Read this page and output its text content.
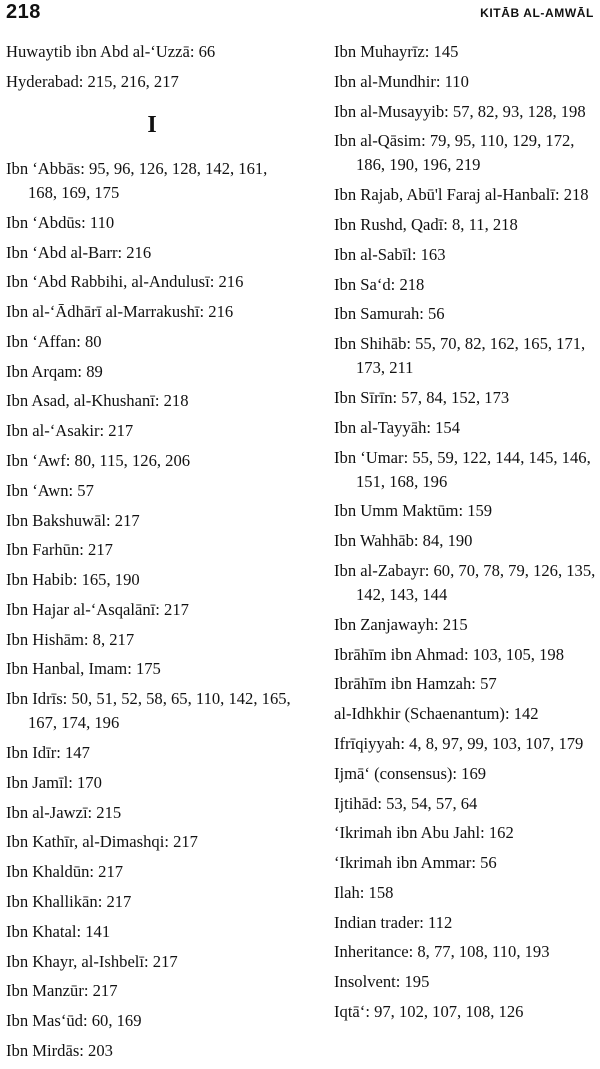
218	KITĀB AL-AMWĀL
Huwaytib ibn Abd al-‘Uzzā: 66
Hyderabad: 215, 216, 217
I
Ibn ‘Abbās: 95, 96, 126, 128, 142, 161, 168, 169, 175
Ibn ‘Abdūs: 110
Ibn ‘Abd al-Barr: 216
Ibn ‘Abd Rabbihi, al-Andulusī: 216
Ibn al-‘Ādhārī al-Marrakushī: 216
Ibn ‘Affan: 80
Ibn Arqam: 89
Ibn Asad, al-Khushanī: 218
Ibn al-‘Asakir: 217
Ibn ‘Awf: 80, 115, 126, 206
Ibn ‘Awn: 57
Ibn Bakshuwāl: 217
Ibn Farhūn: 217
Ibn Habib: 165, 190
Ibn Hajar al-‘Asqalānī: 217
Ibn Hishām: 8, 217
Ibn Hanbal, Imam: 175
Ibn Idrīs: 50, 51, 52, 58, 65, 110, 142, 165, 167, 174, 196
Ibn Idīr: 147
Ibn Jamīl: 170
Ibn al-Jawzī: 215
Ibn Kathīr, al-Dimashqi: 217
Ibn Khaldūn: 217
Ibn Khallikān: 217
Ibn Khatal: 141
Ibn Khayr, al-Ishbelī: 217
Ibn Manzūr: 217
Ibn Mas‘ūd: 60, 169
Ibn Mirdās: 203
Ibn Muhayrīz: 145
Ibn al-Mundhir: 110
Ibn al-Musayyib: 57, 82, 93, 128, 198
Ibn al-Qāsim: 79, 95, 110, 129, 172, 186, 190, 196, 219
Ibn Rajab, Abū'l Faraj al-Hanbalī: 218
Ibn Rushd, Qadī: 8, 11, 218
Ibn al-Sabīl: 163
Ibn Sa‘d: 218
Ibn Samurah: 56
Ibn Shihāb: 55, 70, 82, 162, 165, 171, 173, 211
Ibn Sīrīn: 57, 84, 152, 173
Ibn al-Tayyāh: 154
Ibn ‘Umar: 55, 59, 122, 144, 145, 146, 151, 168, 196
Ibn Umm Maktūm: 159
Ibn Wahhāb: 84, 190
Ibn al-Zabayr: 60, 70, 78, 79, 126, 135, 142, 143, 144
Ibn Zanjawayh: 215
Ibrāhīm ibn Ahmad: 103, 105, 198
Ibrāhīm ibn Hamzah: 57
al-Idhkhir (Schaenantum): 142
Ifrīqiyyah: 4, 8, 97, 99, 103, 107, 179
Ijmā‘ (consensus): 169
Ijtihād: 53, 54, 57, 64
‘Ikrimah ibn Abu Jahl: 162
‘Ikrimah ibn Ammar: 56
Ilah: 158
Indian trader: 112
Inheritance: 8, 77, 108, 110, 193
Insolvent: 195
Iqtā‘: 97, 102, 107, 108, 126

DO THIS: Copy every record above exactly, leaving out any pictures.

OUTPUT FOR THIS EXERCISE:
Read this page and output its text content.
218	KITĀB AL-AMWĀL
Huwaytib ibn Abd al-‘Uzzā: 66
Hyderabad: 215, 216, 217
I
Ibn ‘Abbās: 95, 96, 126, 128, 142, 161, 168, 169, 175
Ibn ‘Abdūs: 110
Ibn ‘Abd al-Barr: 216
Ibn ‘Abd Rabbihi, al-Andulusī: 216
Ibn al-‘Ādhārī al-Marrakushī: 216
Ibn ‘Affan: 80
Ibn Arqam: 89
Ibn Asad, al-Khushanī: 218
Ibn al-‘Asakir: 217
Ibn ‘Awf: 80, 115, 126, 206
Ibn ‘Awn: 57
Ibn Bakshuwāl: 217
Ibn Farhūn: 217
Ibn Habib: 165, 190
Ibn Hajar al-‘Asqalānī: 217
Ibn Hishām: 8, 217
Ibn Hanbal, Imam: 175
Ibn Idrīs: 50, 51, 52, 58, 65, 110, 142, 165, 167, 174, 196
Ibn Idīr: 147
Ibn Jamīl: 170
Ibn al-Jawzī: 215
Ibn Kathīr, al-Dimashqi: 217
Ibn Khaldūn: 217
Ibn Khallikān: 217
Ibn Khatal: 141
Ibn Khayr, al-Ishbelī: 217
Ibn Manzūr: 217
Ibn Mas‘ūd: 60, 169
Ibn Mirdās: 203
Ibn Muhayrīz: 145
Ibn al-Mundhir: 110
Ibn al-Musayyib: 57, 82, 93, 128, 198
Ibn al-Qāsim: 79, 95, 110, 129, 172, 186, 190, 196, 219
Ibn Rajab, Abū'l Faraj al-Hanbalī: 218
Ibn Rushd, Qadī: 8, 11, 218
Ibn al-Sabīl: 163
Ibn Sa‘d: 218
Ibn Samurah: 56
Ibn Shihāb: 55, 70, 82, 162, 165, 171, 173, 211
Ibn Sīrīn: 57, 84, 152, 173
Ibn al-Tayyāh: 154
Ibn ‘Umar: 55, 59, 122, 144, 145, 146, 151, 168, 196
Ibn Umm Maktūm: 159
Ibn Wahhāb: 84, 190
Ibn al-Zabayr: 60, 70, 78, 79, 126, 135, 142, 143, 144
Ibn Zanjawayh: 215
Ibrāhīm ibn Ahmad: 103, 105, 198
Ibrāhīm ibn Hamzah: 57
al-Idhkhir (Schaenantum): 142
Ifrīqiyyah: 4, 8, 97, 99, 103, 107, 179
Ijmā‘ (consensus): 169
Ijtihād: 53, 54, 57, 64
‘Ikrimah ibn Abu Jahl: 162
‘Ikrimah ibn Ammar: 56
Ilah: 158
Indian trader: 112
Inheritance: 8, 77, 108, 110, 193
Insolvent: 195
Iqtā‘: 97, 102, 107, 108, 126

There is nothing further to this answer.